Copy the material word for word, from its first line through the line that contains "refresh-button[interactable] xyxy=(1725,6,1759,40)", including both of those lines.

BEGIN SUPPLIED INFORMATION

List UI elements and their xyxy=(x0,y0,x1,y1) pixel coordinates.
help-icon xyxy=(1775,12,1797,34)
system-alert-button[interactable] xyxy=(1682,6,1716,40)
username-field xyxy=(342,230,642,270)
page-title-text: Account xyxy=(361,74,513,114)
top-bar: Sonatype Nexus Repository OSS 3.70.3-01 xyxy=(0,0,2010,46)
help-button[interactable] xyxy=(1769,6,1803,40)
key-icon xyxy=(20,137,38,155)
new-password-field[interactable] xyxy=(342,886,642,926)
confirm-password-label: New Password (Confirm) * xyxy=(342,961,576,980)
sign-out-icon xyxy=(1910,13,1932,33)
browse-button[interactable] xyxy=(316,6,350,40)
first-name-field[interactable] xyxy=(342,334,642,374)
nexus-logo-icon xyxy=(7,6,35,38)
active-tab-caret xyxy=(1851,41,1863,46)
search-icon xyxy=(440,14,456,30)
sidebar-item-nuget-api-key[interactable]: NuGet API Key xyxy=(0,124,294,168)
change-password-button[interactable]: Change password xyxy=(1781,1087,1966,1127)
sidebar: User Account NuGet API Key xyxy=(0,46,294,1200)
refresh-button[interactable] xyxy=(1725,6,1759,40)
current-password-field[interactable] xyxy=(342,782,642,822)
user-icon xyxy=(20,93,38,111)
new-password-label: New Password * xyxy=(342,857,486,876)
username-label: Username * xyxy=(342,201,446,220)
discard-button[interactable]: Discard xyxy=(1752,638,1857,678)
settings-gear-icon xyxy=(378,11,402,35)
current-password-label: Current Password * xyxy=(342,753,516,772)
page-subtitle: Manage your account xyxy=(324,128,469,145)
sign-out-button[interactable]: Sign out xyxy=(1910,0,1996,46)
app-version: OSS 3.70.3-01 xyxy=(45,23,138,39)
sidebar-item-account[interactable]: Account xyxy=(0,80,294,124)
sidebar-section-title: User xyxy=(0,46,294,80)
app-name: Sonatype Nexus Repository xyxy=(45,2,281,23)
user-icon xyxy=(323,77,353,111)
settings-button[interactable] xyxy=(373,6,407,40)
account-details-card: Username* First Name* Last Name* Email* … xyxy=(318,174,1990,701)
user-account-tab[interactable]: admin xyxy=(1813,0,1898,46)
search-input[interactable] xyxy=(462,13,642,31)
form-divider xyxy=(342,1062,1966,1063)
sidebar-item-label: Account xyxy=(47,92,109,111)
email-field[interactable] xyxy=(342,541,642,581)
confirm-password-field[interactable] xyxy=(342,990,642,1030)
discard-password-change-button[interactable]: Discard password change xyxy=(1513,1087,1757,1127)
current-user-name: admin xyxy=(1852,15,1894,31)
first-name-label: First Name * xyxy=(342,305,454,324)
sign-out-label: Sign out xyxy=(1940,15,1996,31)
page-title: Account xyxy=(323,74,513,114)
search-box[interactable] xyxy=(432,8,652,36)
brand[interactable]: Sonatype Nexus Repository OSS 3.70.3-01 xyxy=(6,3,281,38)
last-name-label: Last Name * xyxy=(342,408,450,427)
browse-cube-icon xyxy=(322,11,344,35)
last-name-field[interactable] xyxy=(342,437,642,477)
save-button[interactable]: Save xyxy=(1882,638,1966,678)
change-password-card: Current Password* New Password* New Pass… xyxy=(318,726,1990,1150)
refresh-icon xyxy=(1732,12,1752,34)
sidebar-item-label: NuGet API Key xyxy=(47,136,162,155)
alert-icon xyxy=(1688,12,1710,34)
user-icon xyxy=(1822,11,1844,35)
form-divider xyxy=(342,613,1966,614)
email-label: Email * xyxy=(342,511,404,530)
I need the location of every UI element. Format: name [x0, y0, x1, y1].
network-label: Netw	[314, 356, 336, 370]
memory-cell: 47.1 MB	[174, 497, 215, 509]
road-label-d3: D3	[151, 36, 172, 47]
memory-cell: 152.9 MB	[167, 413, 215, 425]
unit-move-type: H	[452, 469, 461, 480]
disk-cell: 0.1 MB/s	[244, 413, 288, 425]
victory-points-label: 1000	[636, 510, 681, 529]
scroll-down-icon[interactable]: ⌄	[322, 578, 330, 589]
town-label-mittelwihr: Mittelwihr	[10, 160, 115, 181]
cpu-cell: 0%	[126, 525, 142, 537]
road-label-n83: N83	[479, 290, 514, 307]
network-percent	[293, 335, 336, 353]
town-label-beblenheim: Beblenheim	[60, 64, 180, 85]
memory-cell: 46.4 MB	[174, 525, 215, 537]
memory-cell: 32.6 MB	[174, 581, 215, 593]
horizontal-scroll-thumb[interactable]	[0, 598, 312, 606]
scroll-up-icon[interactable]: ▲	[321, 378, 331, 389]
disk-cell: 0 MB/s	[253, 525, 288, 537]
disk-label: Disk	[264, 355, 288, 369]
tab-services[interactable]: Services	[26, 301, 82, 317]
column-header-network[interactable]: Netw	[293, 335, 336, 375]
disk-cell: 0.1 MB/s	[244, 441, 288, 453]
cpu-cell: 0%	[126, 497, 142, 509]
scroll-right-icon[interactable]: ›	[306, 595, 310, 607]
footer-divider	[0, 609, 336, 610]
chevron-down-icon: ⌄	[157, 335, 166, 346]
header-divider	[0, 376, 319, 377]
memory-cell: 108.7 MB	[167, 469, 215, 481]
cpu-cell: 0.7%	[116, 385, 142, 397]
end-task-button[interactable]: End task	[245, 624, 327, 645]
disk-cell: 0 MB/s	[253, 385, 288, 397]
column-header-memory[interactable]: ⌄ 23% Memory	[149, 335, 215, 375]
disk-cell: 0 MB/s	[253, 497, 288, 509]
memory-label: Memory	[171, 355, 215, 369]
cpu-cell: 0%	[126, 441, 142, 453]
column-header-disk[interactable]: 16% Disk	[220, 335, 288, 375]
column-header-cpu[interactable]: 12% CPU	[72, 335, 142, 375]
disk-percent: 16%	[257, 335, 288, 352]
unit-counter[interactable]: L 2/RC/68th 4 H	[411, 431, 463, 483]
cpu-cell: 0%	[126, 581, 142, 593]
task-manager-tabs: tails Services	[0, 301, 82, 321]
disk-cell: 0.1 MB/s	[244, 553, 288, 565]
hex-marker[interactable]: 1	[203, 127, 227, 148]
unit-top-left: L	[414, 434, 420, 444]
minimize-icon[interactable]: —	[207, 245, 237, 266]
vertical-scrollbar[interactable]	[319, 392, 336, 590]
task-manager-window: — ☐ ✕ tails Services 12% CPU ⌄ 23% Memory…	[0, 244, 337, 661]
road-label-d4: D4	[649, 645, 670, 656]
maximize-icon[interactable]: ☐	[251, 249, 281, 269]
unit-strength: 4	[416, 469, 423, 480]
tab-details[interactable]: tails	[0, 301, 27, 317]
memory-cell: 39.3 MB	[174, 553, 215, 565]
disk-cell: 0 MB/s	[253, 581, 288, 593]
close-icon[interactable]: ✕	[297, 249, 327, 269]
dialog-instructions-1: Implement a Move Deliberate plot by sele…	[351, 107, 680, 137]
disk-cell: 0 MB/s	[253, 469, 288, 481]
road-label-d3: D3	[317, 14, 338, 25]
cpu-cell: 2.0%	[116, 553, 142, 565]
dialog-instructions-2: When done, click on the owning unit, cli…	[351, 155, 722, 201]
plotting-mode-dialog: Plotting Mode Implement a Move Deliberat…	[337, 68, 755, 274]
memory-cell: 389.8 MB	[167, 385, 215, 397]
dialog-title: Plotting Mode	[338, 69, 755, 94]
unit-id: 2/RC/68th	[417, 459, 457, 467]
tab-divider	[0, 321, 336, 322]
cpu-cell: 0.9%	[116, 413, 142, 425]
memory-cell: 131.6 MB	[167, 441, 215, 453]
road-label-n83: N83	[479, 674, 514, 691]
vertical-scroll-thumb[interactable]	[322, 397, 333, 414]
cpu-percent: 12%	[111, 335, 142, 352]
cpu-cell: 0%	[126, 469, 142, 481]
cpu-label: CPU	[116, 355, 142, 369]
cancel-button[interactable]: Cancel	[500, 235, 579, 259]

END SUPPLIED INFORMATION

* FULL SOLUTION *
List UI elements and their xyxy=(x0,y0,x1,y1) pixel coordinates.
help-icon xyxy=(1775,12,1797,34)
system-alert-button[interactable] xyxy=(1682,6,1716,40)
username-field xyxy=(342,230,642,270)
page-title-text: Account xyxy=(361,74,513,114)
top-bar: Sonatype Nexus Repository OSS 3.70.3-01 xyxy=(0,0,2010,46)
help-button[interactable] xyxy=(1769,6,1803,40)
key-icon xyxy=(20,137,38,155)
new-password-field[interactable] xyxy=(342,886,642,926)
confirm-password-label: New Password (Confirm) * xyxy=(342,961,576,980)
sign-out-icon xyxy=(1910,13,1932,33)
browse-button[interactable] xyxy=(316,6,350,40)
first-name-field[interactable] xyxy=(342,334,642,374)
nexus-logo-icon xyxy=(7,6,35,38)
active-tab-caret xyxy=(1851,41,1863,46)
search-icon xyxy=(440,14,456,30)
sidebar-item-nuget-api-key[interactable]: NuGet API Key xyxy=(0,124,294,168)
change-password-button[interactable]: Change password xyxy=(1781,1087,1966,1127)
sidebar: User Account NuGet API Key xyxy=(0,46,294,1200)
refresh-button[interactable] xyxy=(1725,6,1759,40)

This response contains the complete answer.